**Data shown**.
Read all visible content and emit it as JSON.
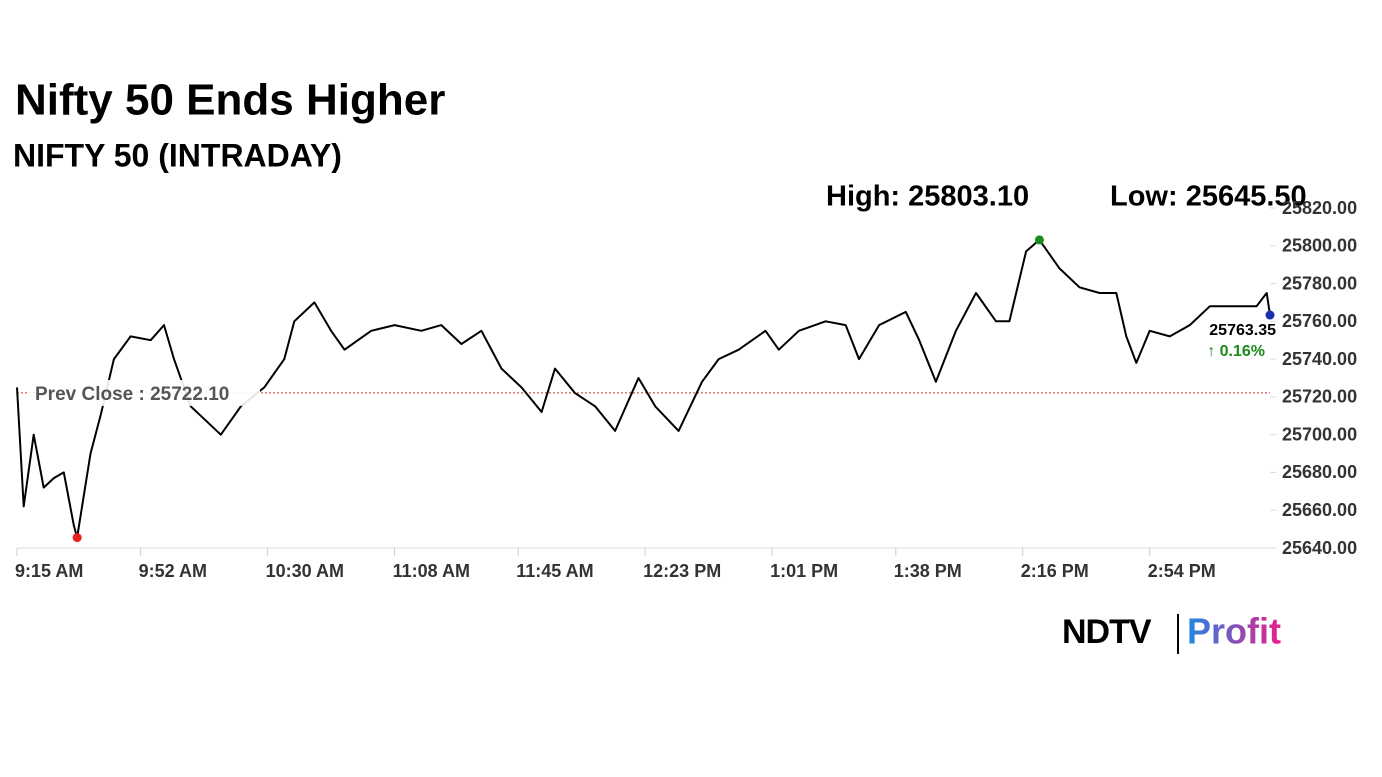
{
  "chart_data": {
    "type": "line",
    "title": "Nifty 50 Ends Higher",
    "subtitle": "NIFTY 50 (INTRADAY)",
    "x": [
      "09:15",
      "09:17",
      "09:20",
      "09:23",
      "09:26",
      "09:29",
      "09:32",
      "09:33",
      "09:37",
      "09:40",
      "09:44",
      "09:49",
      "09:55",
      "09:59",
      "10:02",
      "10:07",
      "10:10",
      "10:16",
      "10:22",
      "10:29",
      "10:35",
      "10:38",
      "10:44",
      "10:49",
      "10:53",
      "11:01",
      "11:08",
      "11:16",
      "11:22",
      "11:28",
      "11:34",
      "11:40",
      "11:46",
      "11:52",
      "11:56",
      "12:02",
      "12:08",
      "12:14",
      "12:21",
      "12:26",
      "12:33",
      "12:40",
      "12:45",
      "12:51",
      "12:59",
      "13:03",
      "13:09",
      "13:17",
      "13:23",
      "13:27",
      "13:33",
      "13:41",
      "13:45",
      "13:50",
      "13:56",
      "14:02",
      "14:08",
      "14:12",
      "14:17",
      "14:21",
      "14:27",
      "14:33",
      "14:39",
      "14:44",
      "14:47",
      "14:50",
      "14:54",
      "15:00",
      "15:06",
      "15:12",
      "15:20",
      "15:26",
      "15:29",
      "15:30"
    ],
    "series": [
      {
        "name": "NIFTY 50",
        "color": "#000000",
        "values": [
          25725,
          25662,
          25700,
          25672,
          25677,
          25680,
          25652,
          25645.5,
          25690,
          25710,
          25740,
          25752,
          25750,
          25758,
          25740,
          25715,
          25710,
          25700,
          25715,
          25725,
          25740,
          25760,
          25770,
          25755,
          25745,
          25755,
          25758,
          25755,
          25758,
          25748,
          25755,
          25735,
          25725,
          25712,
          25735,
          25722,
          25715,
          25702,
          25730,
          25715,
          25702,
          25728,
          25740,
          25745,
          25755,
          25745,
          25755,
          25760,
          25758,
          25740,
          25758,
          25765,
          25750,
          25728,
          25755,
          25775,
          25760,
          25760,
          25797,
          25803.1,
          25788,
          25778,
          25775,
          25775,
          25752,
          25738,
          25755,
          25752,
          25758,
          25768,
          25768,
          25768,
          25775,
          25763.35
        ]
      }
    ],
    "xlim": [
      "09:15",
      "15:30"
    ],
    "xticks": [
      {
        "value": "09:15",
        "label": "9:15 AM"
      },
      {
        "value": "09:52",
        "label": "9:52 AM"
      },
      {
        "value": "10:30",
        "label": "10:30 AM"
      },
      {
        "value": "11:08",
        "label": "11:08 AM"
      },
      {
        "value": "11:45",
        "label": "11:45 AM"
      },
      {
        "value": "12:23",
        "label": "12:23 PM"
      },
      {
        "value": "13:01",
        "label": "1:01 PM"
      },
      {
        "value": "13:38",
        "label": "1:38 PM"
      },
      {
        "value": "14:16",
        "label": "2:16 PM"
      },
      {
        "value": "14:54",
        "label": "2:54 PM"
      }
    ],
    "ylim": [
      25640,
      25820
    ],
    "yticks": [
      {
        "value": 25640,
        "label": "25640.00"
      },
      {
        "value": 25660,
        "label": "25660.00"
      },
      {
        "value": 25680,
        "label": "25680.00"
      },
      {
        "value": 25700,
        "label": "25700.00"
      },
      {
        "value": 25720,
        "label": "25720.00"
      },
      {
        "value": 25740,
        "label": "25740.00"
      },
      {
        "value": 25760,
        "label": "25760.00"
      },
      {
        "value": 25780,
        "label": "25780.00"
      },
      {
        "value": 25800,
        "label": "25800.00"
      },
      {
        "value": 25820,
        "label": "25820.00"
      }
    ],
    "high": {
      "label": "High: 25803.10",
      "value": 25803.1,
      "x": "14:21",
      "color": "#1a8a1a"
    },
    "low": {
      "label": "Low: 25645.50",
      "value": 25645.5,
      "x": "09:33",
      "color": "#e8201e"
    },
    "prev_close": {
      "label": "Prev Close : 25722.10",
      "value": 25722.1,
      "color": "#c0392b"
    },
    "last": {
      "label": "25763.35",
      "value": 25763.35,
      "x": "15:30",
      "change": "↑ 0.16%",
      "color": "#1a2fb0",
      "change_color": "#1a8a1a"
    },
    "brand": [
      "NDTV",
      "Profit"
    ]
  }
}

**Problem requirements**. Take the listing above and print it exactly, apart from the pictures.

**Solution to the problem**.
Read all visible content and emit it as JSON.
{
  "chart_data": {
    "type": "line",
    "title": "Nifty 50 Ends Higher",
    "subtitle": "NIFTY 50 (INTRADAY)",
    "x": [
      "09:15",
      "09:17",
      "09:20",
      "09:23",
      "09:26",
      "09:29",
      "09:32",
      "09:33",
      "09:37",
      "09:40",
      "09:44",
      "09:49",
      "09:55",
      "09:59",
      "10:02",
      "10:07",
      "10:10",
      "10:16",
      "10:22",
      "10:29",
      "10:35",
      "10:38",
      "10:44",
      "10:49",
      "10:53",
      "11:01",
      "11:08",
      "11:16",
      "11:22",
      "11:28",
      "11:34",
      "11:40",
      "11:46",
      "11:52",
      "11:56",
      "12:02",
      "12:08",
      "12:14",
      "12:21",
      "12:26",
      "12:33",
      "12:40",
      "12:45",
      "12:51",
      "12:59",
      "13:03",
      "13:09",
      "13:17",
      "13:23",
      "13:27",
      "13:33",
      "13:41",
      "13:45",
      "13:50",
      "13:56",
      "14:02",
      "14:08",
      "14:12",
      "14:17",
      "14:21",
      "14:27",
      "14:33",
      "14:39",
      "14:44",
      "14:47",
      "14:50",
      "14:54",
      "15:00",
      "15:06",
      "15:12",
      "15:20",
      "15:26",
      "15:29",
      "15:30"
    ],
    "series": [
      {
        "name": "NIFTY 50",
        "color": "#000000",
        "values": [
          25725,
          25662,
          25700,
          25672,
          25677,
          25680,
          25652,
          25645.5,
          25690,
          25710,
          25740,
          25752,
          25750,
          25758,
          25740,
          25715,
          25710,
          25700,
          25715,
          25725,
          25740,
          25760,
          25770,
          25755,
          25745,
          25755,
          25758,
          25755,
          25758,
          25748,
          25755,
          25735,
          25725,
          25712,
          25735,
          25722,
          25715,
          25702,
          25730,
          25715,
          25702,
          25728,
          25740,
          25745,
          25755,
          25745,
          25755,
          25760,
          25758,
          25740,
          25758,
          25765,
          25750,
          25728,
          25755,
          25775,
          25760,
          25760,
          25797,
          25803.1,
          25788,
          25778,
          25775,
          25775,
          25752,
          25738,
          25755,
          25752,
          25758,
          25768,
          25768,
          25768,
          25775,
          25763.35
        ]
      }
    ],
    "xlim": [
      "09:15",
      "15:30"
    ],
    "xticks": [
      {
        "value": "09:15",
        "label": "9:15 AM"
      },
      {
        "value": "09:52",
        "label": "9:52 AM"
      },
      {
        "value": "10:30",
        "label": "10:30 AM"
      },
      {
        "value": "11:08",
        "label": "11:08 AM"
      },
      {
        "value": "11:45",
        "label": "11:45 AM"
      },
      {
        "value": "12:23",
        "label": "12:23 PM"
      },
      {
        "value": "13:01",
        "label": "1:01 PM"
      },
      {
        "value": "13:38",
        "label": "1:38 PM"
      },
      {
        "value": "14:16",
        "label": "2:16 PM"
      },
      {
        "value": "14:54",
        "label": "2:54 PM"
      }
    ],
    "ylim": [
      25640,
      25820
    ],
    "yticks": [
      {
        "value": 25640,
        "label": "25640.00"
      },
      {
        "value": 25660,
        "label": "25660.00"
      },
      {
        "value": 25680,
        "label": "25680.00"
      },
      {
        "value": 25700,
        "label": "25700.00"
      },
      {
        "value": 25720,
        "label": "25720.00"
      },
      {
        "value": 25740,
        "label": "25740.00"
      },
      {
        "value": 25760,
        "label": "25760.00"
      },
      {
        "value": 25780,
        "label": "25780.00"
      },
      {
        "value": 25800,
        "label": "25800.00"
      },
      {
        "value": 25820,
        "label": "25820.00"
      }
    ],
    "high": {
      "label": "High: 25803.10",
      "value": 25803.1,
      "x": "14:21",
      "color": "#1a8a1a"
    },
    "low": {
      "label": "Low: 25645.50",
      "value": 25645.5,
      "x": "09:33",
      "color": "#e8201e"
    },
    "prev_close": {
      "label": "Prev Close : 25722.10",
      "value": 25722.1,
      "color": "#c0392b"
    },
    "last": {
      "label": "25763.35",
      "value": 25763.35,
      "x": "15:30",
      "change": "↑ 0.16%",
      "color": "#1a2fb0",
      "change_color": "#1a8a1a"
    },
    "brand": [
      "NDTV",
      "Profit"
    ]
  }
}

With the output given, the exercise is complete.